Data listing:
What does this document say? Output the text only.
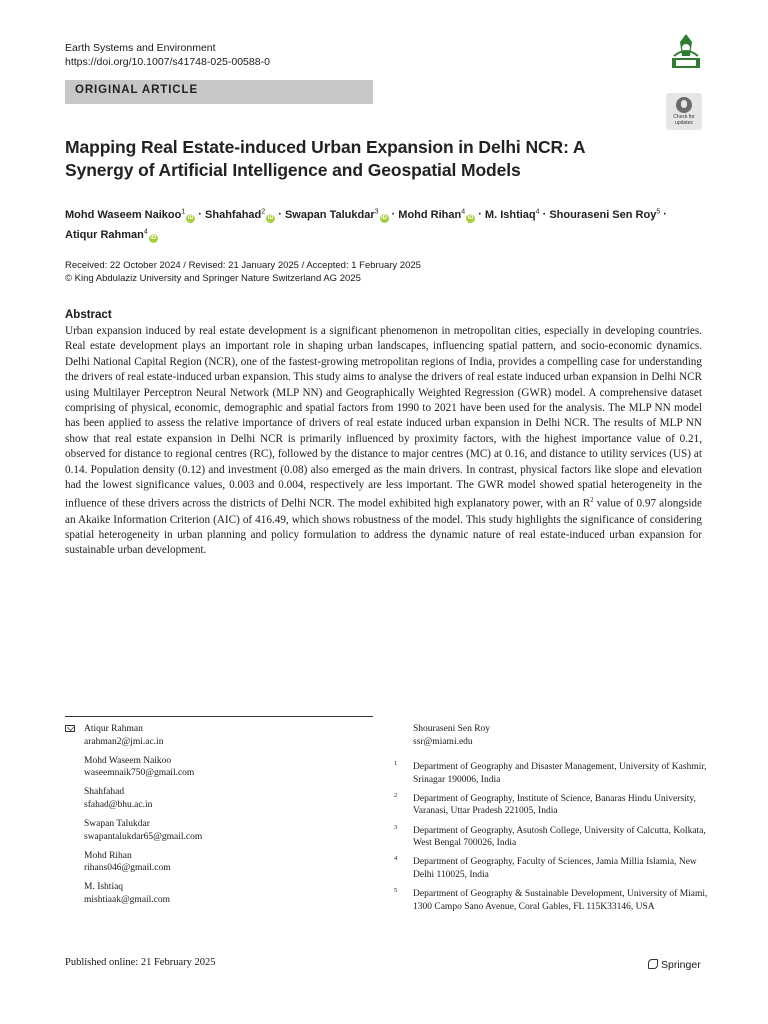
Earth Systems and Environment
https://doi.org/10.1007/s41748-025-00588-0
ORIGINAL ARTICLE
Check for
updates
Mapping Real Estate-induced Urban Expansion in Delhi NCR: A Synergy of Artificial Intelligence and Geospatial Models
Mohd Waseem Naikoo$^1$iD · Shahfahad$^2$iD · Swapan Talukdar$^3$iD · Mohd Rihan$^4$iD · M. Ishtiaq$^4$ · Shouraseni Sen Roy$^5$ ·
Atiqur Rahman$^4$iD
Received: 22 October 2024 / Revised: 21 January 2025 / Accepted: 1 February 2025
© King Abdulaziz University and Springer Nature Switzerland AG 2025
Abstract
Urban expansion induced by real estate development is a significant phenomenon in metropolitan cities, especially in developing countries. Real estate development plays an important role in shaping urban landscapes, influencing spatial pattern, and socio-economic dynamics. Delhi National Capital Region (NCR), one of the fastest-growing metropolitan regions of India, provides a compelling case for understanding the drivers of real estate-induced urban expansion. This study aims to analyse the drivers of real estate induced urban expansion in Delhi NCR using Multilayer Perceptron Neural Network (MLP NN) and Geographically Weighted Regression (GWR) model. A comprehensive dataset comprising of physical, economic, demographic and spatial factors from 1990 to 2021 have been used for the analysis. The MLP NN model has been applied to assess the relative importance of drivers of real estate induced urban expansion in Delhi NCR. The results of MLP NN show that real estate expansion in Delhi NCR is primarily influenced by proximity factors, with the highest importance value of 0.21, observed for distance to regional centres (RC), followed by the distance to major centres (MC) at 0.16, and distance to utility services (US) at 0.14. Population density (0.12) and investment (0.08) also emerged as the main drivers. In contrast, physical factors like slope and elevation had the lowest significance values, 0.003 and 0.004, respectively are less important. The GWR model showed spatial heterogeneity in the influence of these drivers across the districts of Delhi NCR. The model exhibited high explanatory power, with an $R^2$ value of 0.97 alongside an Akaike Information Criterion (AIC) of 416.49, which shows robustness of the model. This study highlights the significance of considering spatial heterogeneity in urban planning and policy formulation to address the dynamic nature of real estate-induced urban expansion for sustainable urban development.
Atiqur Rahman
arahman2@jmi.ac.in
Mohd Waseem Naikoo
waseemnaik750@gmail.com
Shahfahad
sfahad@bhu.ac.in
Swapan Talukdar
swapantalukdar65@gmail.com
Mohd Rihan
rihans046@gmail.com
M. Ishtiaq
mishtiaak@gmail.com
Shouraseni Sen Roy
ssr@miami.edu
1 Department of Geography and Disaster Management, University of Kashmir, Srinagar 190006, India
2 Department of Geography, Institute of Science, Banaras Hindu University, Varanasi, Uttar Pradesh 221005, India
3 Department of Geography, Asutosh College, University of Calcutta, Kolkata, West Bengal 700026, India
4 Department of Geography, Faculty of Sciences, Jamia Millia Islamia, New Delhi 110025, India
5 Department of Geography & Sustainable Development, University of Miami, 1300 Campo Sano Avenue, Coral Gables, FL 115K33146, USA
Published online: 21 February 2025	Springer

▶ [WHAT IS REQUIRED]: Go through the preceding material and copy each line that has the word "Naikoo".

▶ [EXPECTED ANSWER]:
Mohd Waseem Naikoo$^1$iD · Shahfahad$^2$iD · Swapan Talukdar$^3$iD · Mohd Rihan$^4$iD · M. Ishtiaq$^4$ · Shouraseni Sen Roy$^5$ ·
Mohd Waseem Naikoo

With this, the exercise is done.